Material provided
# # # # #

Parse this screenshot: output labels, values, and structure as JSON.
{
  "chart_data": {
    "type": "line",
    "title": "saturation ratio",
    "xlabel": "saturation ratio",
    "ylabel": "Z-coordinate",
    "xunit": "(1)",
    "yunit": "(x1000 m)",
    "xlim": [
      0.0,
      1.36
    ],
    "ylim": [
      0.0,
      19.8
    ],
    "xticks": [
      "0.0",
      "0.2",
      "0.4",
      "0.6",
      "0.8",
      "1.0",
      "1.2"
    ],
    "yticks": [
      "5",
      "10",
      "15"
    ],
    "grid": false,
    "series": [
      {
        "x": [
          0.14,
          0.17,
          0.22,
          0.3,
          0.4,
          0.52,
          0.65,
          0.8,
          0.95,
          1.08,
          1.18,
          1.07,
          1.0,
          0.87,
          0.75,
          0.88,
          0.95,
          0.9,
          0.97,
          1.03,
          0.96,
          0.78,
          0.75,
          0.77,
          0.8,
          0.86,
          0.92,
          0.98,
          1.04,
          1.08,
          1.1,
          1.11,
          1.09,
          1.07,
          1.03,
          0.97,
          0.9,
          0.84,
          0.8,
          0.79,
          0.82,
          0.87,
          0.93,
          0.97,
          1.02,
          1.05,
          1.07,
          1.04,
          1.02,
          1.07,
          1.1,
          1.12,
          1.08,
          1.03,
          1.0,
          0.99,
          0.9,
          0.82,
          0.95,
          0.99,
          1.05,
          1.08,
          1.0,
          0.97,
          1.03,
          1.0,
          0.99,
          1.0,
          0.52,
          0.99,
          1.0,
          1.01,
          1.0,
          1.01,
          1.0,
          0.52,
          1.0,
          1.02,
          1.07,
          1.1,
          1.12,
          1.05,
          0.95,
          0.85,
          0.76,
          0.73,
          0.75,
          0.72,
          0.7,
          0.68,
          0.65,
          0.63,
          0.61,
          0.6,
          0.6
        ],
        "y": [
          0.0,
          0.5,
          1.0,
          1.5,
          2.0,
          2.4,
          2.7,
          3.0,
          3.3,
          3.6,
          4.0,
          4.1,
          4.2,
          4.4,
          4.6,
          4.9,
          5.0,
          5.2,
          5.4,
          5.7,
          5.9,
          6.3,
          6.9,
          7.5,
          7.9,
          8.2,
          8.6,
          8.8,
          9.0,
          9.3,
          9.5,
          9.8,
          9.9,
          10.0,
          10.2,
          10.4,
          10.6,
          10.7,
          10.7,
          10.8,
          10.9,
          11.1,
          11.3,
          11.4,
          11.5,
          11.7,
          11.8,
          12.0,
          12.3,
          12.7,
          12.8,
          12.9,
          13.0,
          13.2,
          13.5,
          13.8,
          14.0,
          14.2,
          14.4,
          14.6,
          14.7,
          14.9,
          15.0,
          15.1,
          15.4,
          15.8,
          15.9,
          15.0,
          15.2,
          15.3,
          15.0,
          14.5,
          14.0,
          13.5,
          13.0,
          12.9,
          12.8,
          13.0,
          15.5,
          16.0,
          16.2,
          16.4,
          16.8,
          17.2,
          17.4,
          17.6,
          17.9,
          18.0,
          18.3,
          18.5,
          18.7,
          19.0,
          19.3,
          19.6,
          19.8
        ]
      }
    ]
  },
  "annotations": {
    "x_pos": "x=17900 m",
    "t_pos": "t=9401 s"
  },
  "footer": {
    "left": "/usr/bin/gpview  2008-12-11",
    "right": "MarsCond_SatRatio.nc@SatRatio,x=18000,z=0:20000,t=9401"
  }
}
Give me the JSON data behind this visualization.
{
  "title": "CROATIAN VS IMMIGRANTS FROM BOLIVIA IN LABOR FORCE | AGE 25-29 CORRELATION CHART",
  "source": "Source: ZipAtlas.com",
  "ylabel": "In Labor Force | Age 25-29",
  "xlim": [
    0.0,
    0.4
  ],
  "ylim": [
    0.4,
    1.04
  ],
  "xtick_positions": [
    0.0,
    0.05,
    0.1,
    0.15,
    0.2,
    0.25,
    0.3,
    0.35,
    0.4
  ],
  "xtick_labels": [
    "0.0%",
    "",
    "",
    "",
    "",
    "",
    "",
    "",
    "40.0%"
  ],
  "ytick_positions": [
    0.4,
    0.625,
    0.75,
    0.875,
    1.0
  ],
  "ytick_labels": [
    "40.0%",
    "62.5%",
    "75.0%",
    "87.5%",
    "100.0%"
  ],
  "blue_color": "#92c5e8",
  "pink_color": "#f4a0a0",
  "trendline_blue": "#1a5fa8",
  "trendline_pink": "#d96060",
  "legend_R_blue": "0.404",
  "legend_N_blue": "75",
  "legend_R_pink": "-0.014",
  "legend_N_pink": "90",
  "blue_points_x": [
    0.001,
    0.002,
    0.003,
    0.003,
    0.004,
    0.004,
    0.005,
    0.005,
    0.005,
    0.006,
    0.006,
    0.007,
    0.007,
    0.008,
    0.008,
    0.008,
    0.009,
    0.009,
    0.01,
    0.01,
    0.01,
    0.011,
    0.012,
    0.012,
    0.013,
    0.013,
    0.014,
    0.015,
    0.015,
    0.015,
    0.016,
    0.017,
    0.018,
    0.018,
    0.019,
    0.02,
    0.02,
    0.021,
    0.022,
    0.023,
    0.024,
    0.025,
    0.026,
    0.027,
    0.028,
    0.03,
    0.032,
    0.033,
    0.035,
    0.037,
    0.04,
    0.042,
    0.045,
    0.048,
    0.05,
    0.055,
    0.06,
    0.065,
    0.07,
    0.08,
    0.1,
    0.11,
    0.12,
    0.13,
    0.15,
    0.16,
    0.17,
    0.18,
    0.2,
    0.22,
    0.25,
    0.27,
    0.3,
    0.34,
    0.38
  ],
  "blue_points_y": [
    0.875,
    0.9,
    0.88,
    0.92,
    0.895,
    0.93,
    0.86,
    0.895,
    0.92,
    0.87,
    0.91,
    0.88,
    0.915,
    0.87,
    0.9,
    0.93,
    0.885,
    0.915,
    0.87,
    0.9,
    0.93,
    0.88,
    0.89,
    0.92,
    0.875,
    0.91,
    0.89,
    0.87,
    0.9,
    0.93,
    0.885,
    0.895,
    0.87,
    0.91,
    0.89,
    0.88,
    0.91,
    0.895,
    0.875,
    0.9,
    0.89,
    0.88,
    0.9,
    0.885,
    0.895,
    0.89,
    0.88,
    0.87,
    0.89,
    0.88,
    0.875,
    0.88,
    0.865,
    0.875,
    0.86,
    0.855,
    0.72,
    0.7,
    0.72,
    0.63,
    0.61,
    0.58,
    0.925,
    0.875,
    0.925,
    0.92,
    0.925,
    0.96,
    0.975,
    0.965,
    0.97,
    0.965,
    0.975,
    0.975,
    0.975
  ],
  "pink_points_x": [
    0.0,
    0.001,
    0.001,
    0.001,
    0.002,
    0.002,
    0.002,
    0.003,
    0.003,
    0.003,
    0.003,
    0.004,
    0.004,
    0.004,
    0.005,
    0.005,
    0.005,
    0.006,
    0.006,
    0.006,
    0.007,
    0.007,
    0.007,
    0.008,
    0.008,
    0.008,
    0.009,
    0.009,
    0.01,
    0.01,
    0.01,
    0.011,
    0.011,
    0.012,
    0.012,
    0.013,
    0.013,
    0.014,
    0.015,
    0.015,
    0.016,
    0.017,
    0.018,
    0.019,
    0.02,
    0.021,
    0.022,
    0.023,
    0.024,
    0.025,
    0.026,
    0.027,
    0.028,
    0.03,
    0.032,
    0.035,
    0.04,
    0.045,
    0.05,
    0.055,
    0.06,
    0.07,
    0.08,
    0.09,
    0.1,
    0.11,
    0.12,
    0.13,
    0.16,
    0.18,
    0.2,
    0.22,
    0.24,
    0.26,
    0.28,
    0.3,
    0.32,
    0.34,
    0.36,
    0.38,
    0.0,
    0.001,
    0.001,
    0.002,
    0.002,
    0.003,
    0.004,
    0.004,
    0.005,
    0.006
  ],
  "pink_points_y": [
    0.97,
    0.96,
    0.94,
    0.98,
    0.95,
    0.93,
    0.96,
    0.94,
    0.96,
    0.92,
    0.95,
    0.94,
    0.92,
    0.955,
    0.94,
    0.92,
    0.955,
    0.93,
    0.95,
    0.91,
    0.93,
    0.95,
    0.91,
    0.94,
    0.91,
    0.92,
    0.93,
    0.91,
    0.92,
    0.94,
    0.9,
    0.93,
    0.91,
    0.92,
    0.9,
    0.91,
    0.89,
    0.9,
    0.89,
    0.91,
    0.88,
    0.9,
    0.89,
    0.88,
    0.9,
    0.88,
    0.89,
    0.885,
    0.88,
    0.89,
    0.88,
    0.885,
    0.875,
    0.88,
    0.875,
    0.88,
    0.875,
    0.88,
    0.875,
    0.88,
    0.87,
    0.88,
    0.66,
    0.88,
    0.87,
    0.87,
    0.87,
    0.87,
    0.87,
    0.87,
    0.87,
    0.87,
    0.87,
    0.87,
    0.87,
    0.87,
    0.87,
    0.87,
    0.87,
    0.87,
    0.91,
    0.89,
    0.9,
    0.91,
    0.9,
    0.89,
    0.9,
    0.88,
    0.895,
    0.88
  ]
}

# # # # #

Task details
Scan the listing above. Collect all lines with the word "title".

Correct answer
    "title": "saturation ratio",
  "title": "CROATIAN VS IMMIGRANTS FROM BOLIVIA IN LABOR FORCE | AGE 25-29 CORRELATION CHART",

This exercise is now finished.